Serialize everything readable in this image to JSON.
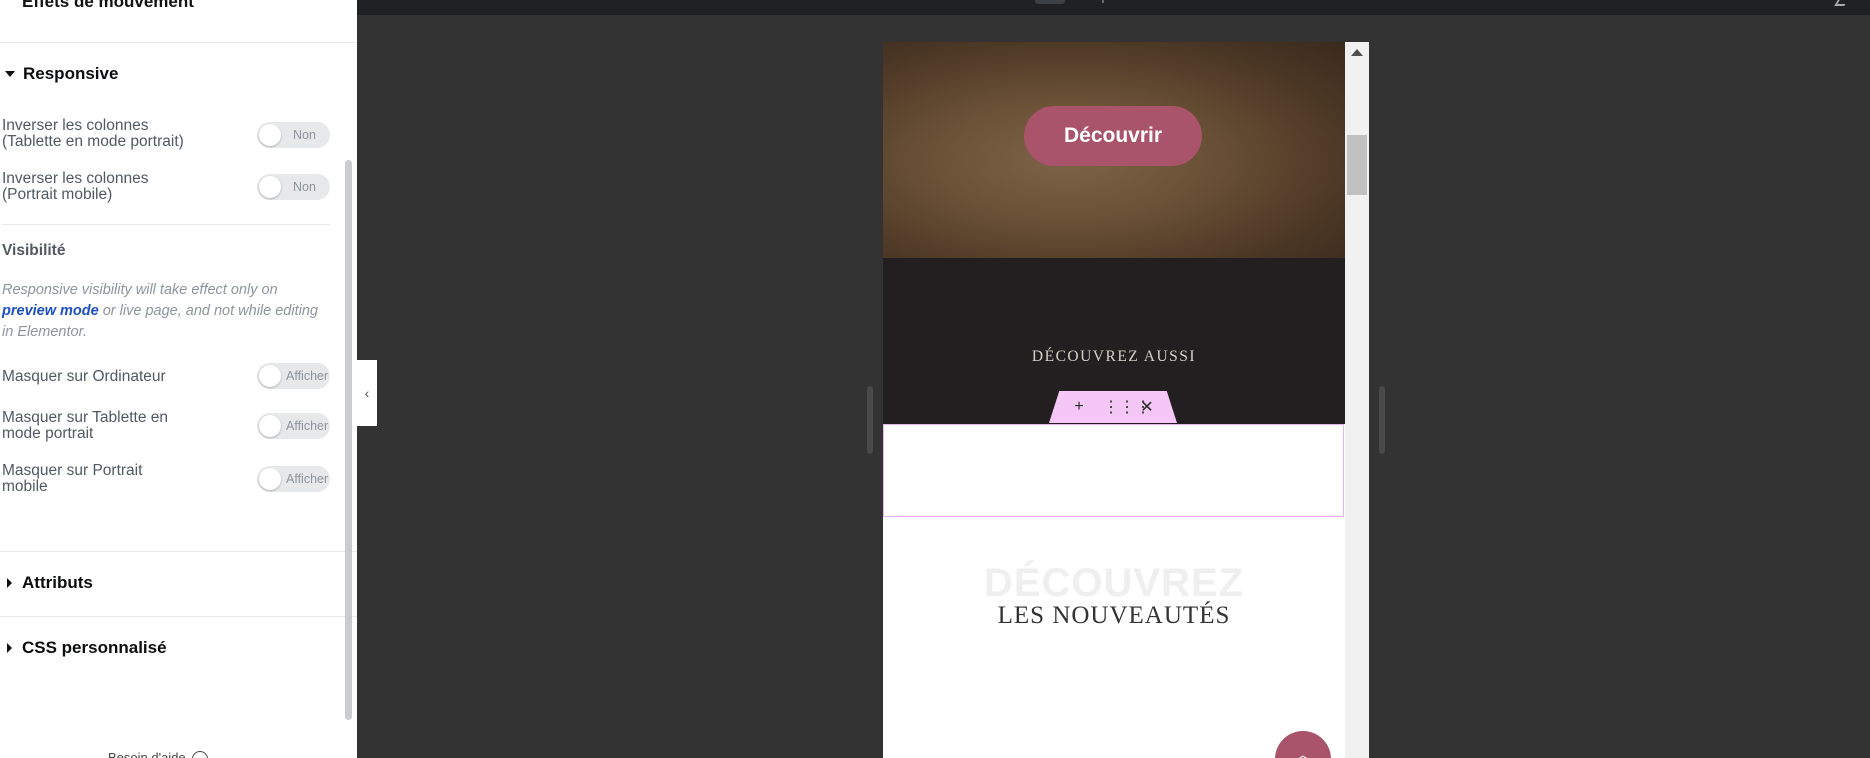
{
  "panel": {
    "cut_title": "Effets de mouvement",
    "responsive": {
      "title": "Responsive",
      "reverse_tablet": {
        "label_line1": "Inverser les colonnes",
        "label_line2": "(Tablette en mode portrait)",
        "state": "Non"
      },
      "reverse_mobile": {
        "label_line1": "Inverser les colonnes",
        "label_line2": "(Portrait mobile)",
        "state": "Non"
      },
      "visibility_heading": "Visibilité",
      "note_before": "Responsive visibility will take effect only on ",
      "note_link": "preview mode",
      "note_after": " or live page, and not while editing in Elementor.",
      "hide_desktop": {
        "label_line1": "Masquer sur Ordinateur",
        "label_line2": "",
        "state": "Afficher"
      },
      "hide_tablet": {
        "label_line1": "Masquer sur Tablette en",
        "label_line2": "mode portrait",
        "state": "Afficher"
      },
      "hide_mobile": {
        "label_line1": "Masquer sur Portrait",
        "label_line2": "mobile",
        "state": "Afficher"
      }
    },
    "attributes_title": "Attributs",
    "custom_css_title": "CSS personnalisé",
    "help_text": "Besoin d'aide"
  },
  "collapse_icon": "chevron-left-icon",
  "preview": {
    "hero_button": "Découvrir",
    "also_heading": "DÉCOUVREZ AUSSI",
    "toolbar": {
      "add": "+",
      "drag": "⋮⋮⋮",
      "close": "✕"
    },
    "news_ghost": "DÉCOUVREZ",
    "news_title": "LES NOUVEAUTÉS",
    "fab_icon": "chevron-up-icon",
    "colors": {
      "accent": "#a9546a",
      "toolbar": "#f5c7f7",
      "dark_band": "#231f20"
    }
  }
}
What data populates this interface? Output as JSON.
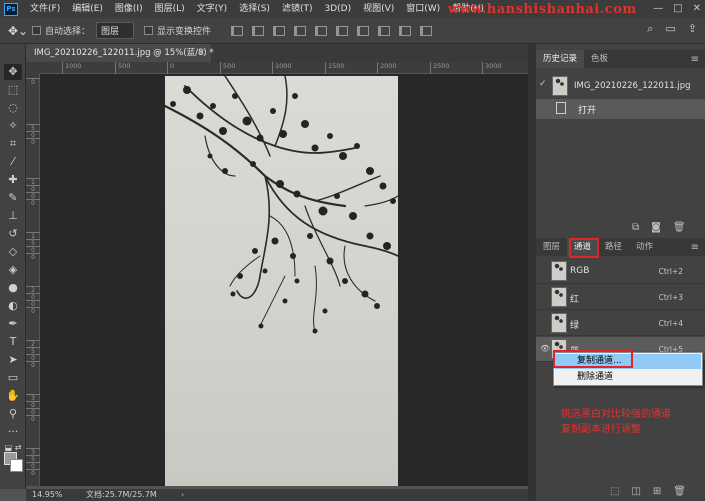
{
  "app": {
    "logo": "Ps"
  },
  "menu": [
    "文件(F)",
    "编辑(E)",
    "图像(I)",
    "图层(L)",
    "文字(Y)",
    "选择(S)",
    "滤镜(T)",
    "3D(D)",
    "视图(V)",
    "窗口(W)",
    "帮助(H)"
  ],
  "watermark": "www.hanshishanhai.com",
  "window_controls": [
    "—",
    "□",
    "✕"
  ],
  "options": {
    "auto_select_label": "自动选择：",
    "auto_select_value": "图层",
    "show_transform_label": "显示变换控件"
  },
  "document": {
    "tab_title": "IMG_20210226_122011.jpg @ 15%(蓝/8) *",
    "close": "×"
  },
  "ruler_h": [
    "1000",
    "500",
    "0",
    "500",
    "1000",
    "1500",
    "2000",
    "2500",
    "3000"
  ],
  "ruler_v": [
    "0",
    "5",
    "0",
    "0",
    "1",
    "0",
    "0",
    "0",
    "1",
    "5",
    "0",
    "0",
    "2",
    "0",
    "0",
    "0",
    "2",
    "5",
    "0",
    "0",
    "3",
    "0",
    "0",
    "0",
    "3",
    "5",
    "0",
    "0"
  ],
  "status": {
    "zoom": "14.95%",
    "doc": "文档:25.7M/25.7M",
    "arrow": "›"
  },
  "history_panel": {
    "tabs": [
      "历史记录",
      "色板"
    ],
    "snapshot_name": "IMG_20210226_122011.jpg",
    "step_open": "打开"
  },
  "channels_panel": {
    "tabs": [
      "图层",
      "通道",
      "路径",
      "动作"
    ],
    "rows": [
      {
        "name": "RGB",
        "shortcut": "Ctrl+2"
      },
      {
        "name": "红",
        "shortcut": "Ctrl+3"
      },
      {
        "name": "绿",
        "shortcut": "Ctrl+4"
      },
      {
        "name": "蓝",
        "shortcut": "Ctrl+5"
      }
    ]
  },
  "context_menu": {
    "duplicate": "复制通道...",
    "delete": "删除通道"
  },
  "annotation": {
    "line1": "挑选黑白对比较强的通道",
    "line2": "复制副本进行调整"
  },
  "colors": {
    "accent_red": "#e0252a",
    "menu_highlight": "#91c9f7"
  }
}
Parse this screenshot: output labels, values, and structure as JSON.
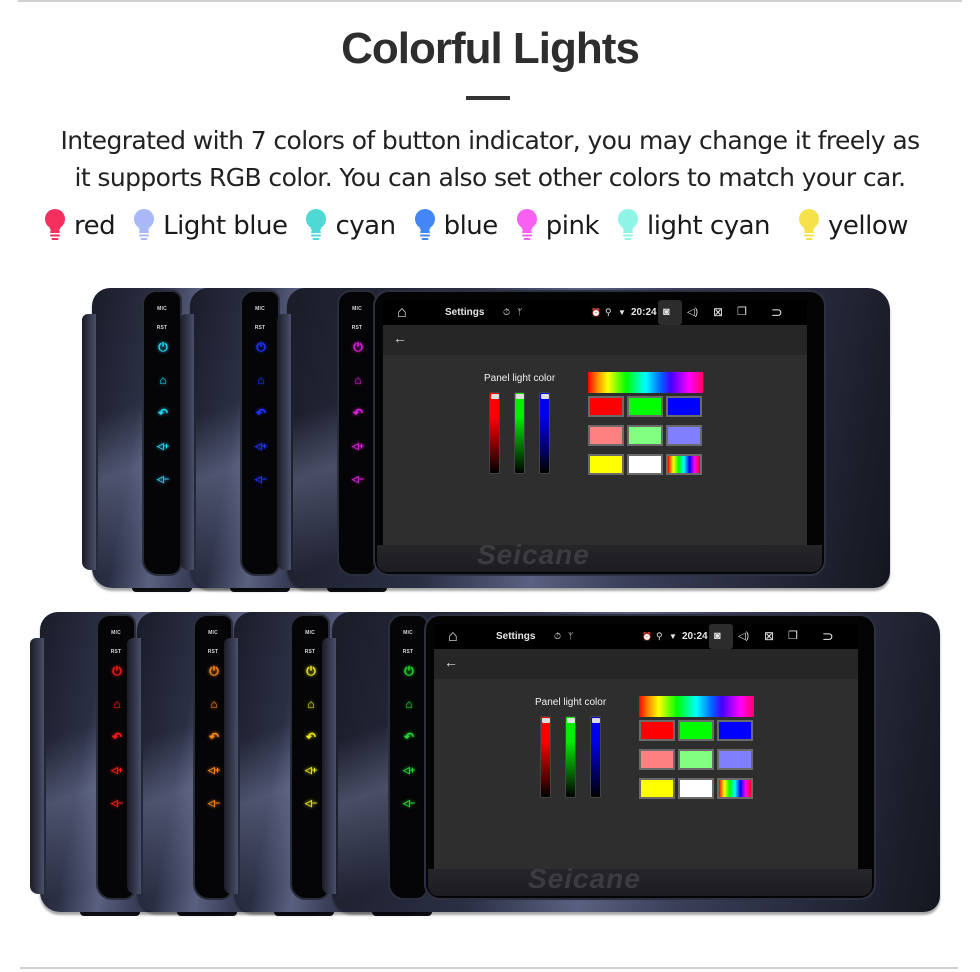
- - -
● **Task goal**
Repeat every record precisely. Any picture among them stays out of the copy.

● **Task result**
Serialize everything readable in this image to JSON.
{
  "panel": {
    "cut_title": "Effets de mouvement",
    "responsive": {
      "title": "Responsive",
      "reverse_tablet": {
        "label_line1": "Inverser les colonnes",
        "label_line2": "(Tablette en mode portrait)",
        "state": "Non"
      },
      "reverse_mobile": {
        "label_line1": "Inverser les colonnes",
        "label_line2": "(Portrait mobile)",
        "state": "Non"
      },
      "visibility_heading": "Visibilité",
      "note_before": "Responsive visibility will take effect only on ",
      "note_link": "preview mode",
      "note_after": " or live page, and not while editing in Elementor.",
      "hide_desktop": {
        "label_line1": "Masquer sur Ordinateur",
        "label_line2": "",
        "state": "Afficher"
      },
      "hide_tablet": {
        "label_line1": "Masquer sur Tablette en",
        "label_line2": "mode portrait",
        "state": "Afficher"
      },
      "hide_mobile": {
        "label_line1": "Masquer sur Portrait",
        "label_line2": "mobile",
        "state": "Afficher"
      }
    },
    "attributes_title": "Attributs",
    "custom_css_title": "CSS personnalisé",
    "help_text": "Besoin d'aide"
  },
  "collapse_icon": "chevron-left-icon",
  "preview": {
    "hero_button": "Découvrir",
    "also_heading": "DÉCOUVREZ AUSSI",
    "toolbar": {
      "add": "+",
      "drag": "⋮⋮⋮",
      "close": "✕"
    },
    "news_ghost": "DÉCOUVREZ",
    "news_title": "LES NOUVEAUTÉS",
    "fab_icon": "chevron-up-icon",
    "colors": {
      "accent": "#a9546a",
      "toolbar": "#f5c7f7",
      "dark_band": "#231f20"
    }
  }
}
What data populates this interface? Output as JSON.
{
  "app": {
    "logo": "Ps"
  },
  "menu": [
    "文件(F)",
    "编辑(E)",
    "图像(I)",
    "图层(L)",
    "文字(Y)",
    "选择(S)",
    "滤镜(T)",
    "3D(D)",
    "视图(V)",
    "窗口(W)",
    "帮助(H)"
  ],
  "watermark": "www.hanshishanhai.com",
  "window_controls": [
    "—",
    "□",
    "✕"
  ],
  "options": {
    "auto_select_label": "自动选择：",
    "auto_select_value": "图层",
    "show_transform_label": "显示变换控件"
  },
  "document": {
    "tab_title": "IMG_20210226_122011.jpg @ 15%(蓝/8) *",
    "close": "×"
  },
  "ruler_h": [
    "1000",
    "500",
    "0",
    "500",
    "1000",
    "1500",
    "2000",
    "2500",
    "3000"
  ],
  "ruler_v": [
    "0",
    "5",
    "0",
    "0",
    "1",
    "0",
    "0",
    "0",
    "1",
    "5",
    "0",
    "0",
    "2",
    "0",
    "0",
    "0",
    "2",
    "5",
    "0",
    "0",
    "3",
    "0",
    "0",
    "0",
    "3",
    "5",
    "0",
    "0"
  ],
  "status": {
    "zoom": "14.95%",
    "doc": "文档:25.7M/25.7M",
    "arrow": "›"
  },
  "history_panel": {
    "tabs": [
      "历史记录",
      "色板"
    ],
    "snapshot_name": "IMG_20210226_122011.jpg",
    "step_open": "打开"
  },
  "channels_panel": {
    "tabs": [
      "图层",
      "通道",
      "路径",
      "动作"
    ],
    "rows": [
      {
        "name": "RGB",
        "shortcut": "Ctrl+2"
      },
      {
        "name": "红",
        "shortcut": "Ctrl+3"
      },
      {
        "name": "绿",
        "shortcut": "Ctrl+4"
      },
      {
        "name": "蓝",
        "shortcut": "Ctrl+5"
      }
    ]
  },
  "context_menu": {
    "duplicate": "复制通道...",
    "delete": "删除通道"
  },
  "annotation": {
    "line1": "挑选黑白对比较强的通道",
    "line2": "复制副本进行调整"
  },
  "colors": {
    "accent_red": "#e0252a",
    "menu_highlight": "#91c9f7"
  }
}
Parse this screenshot: output labels, values, and structure as JSON.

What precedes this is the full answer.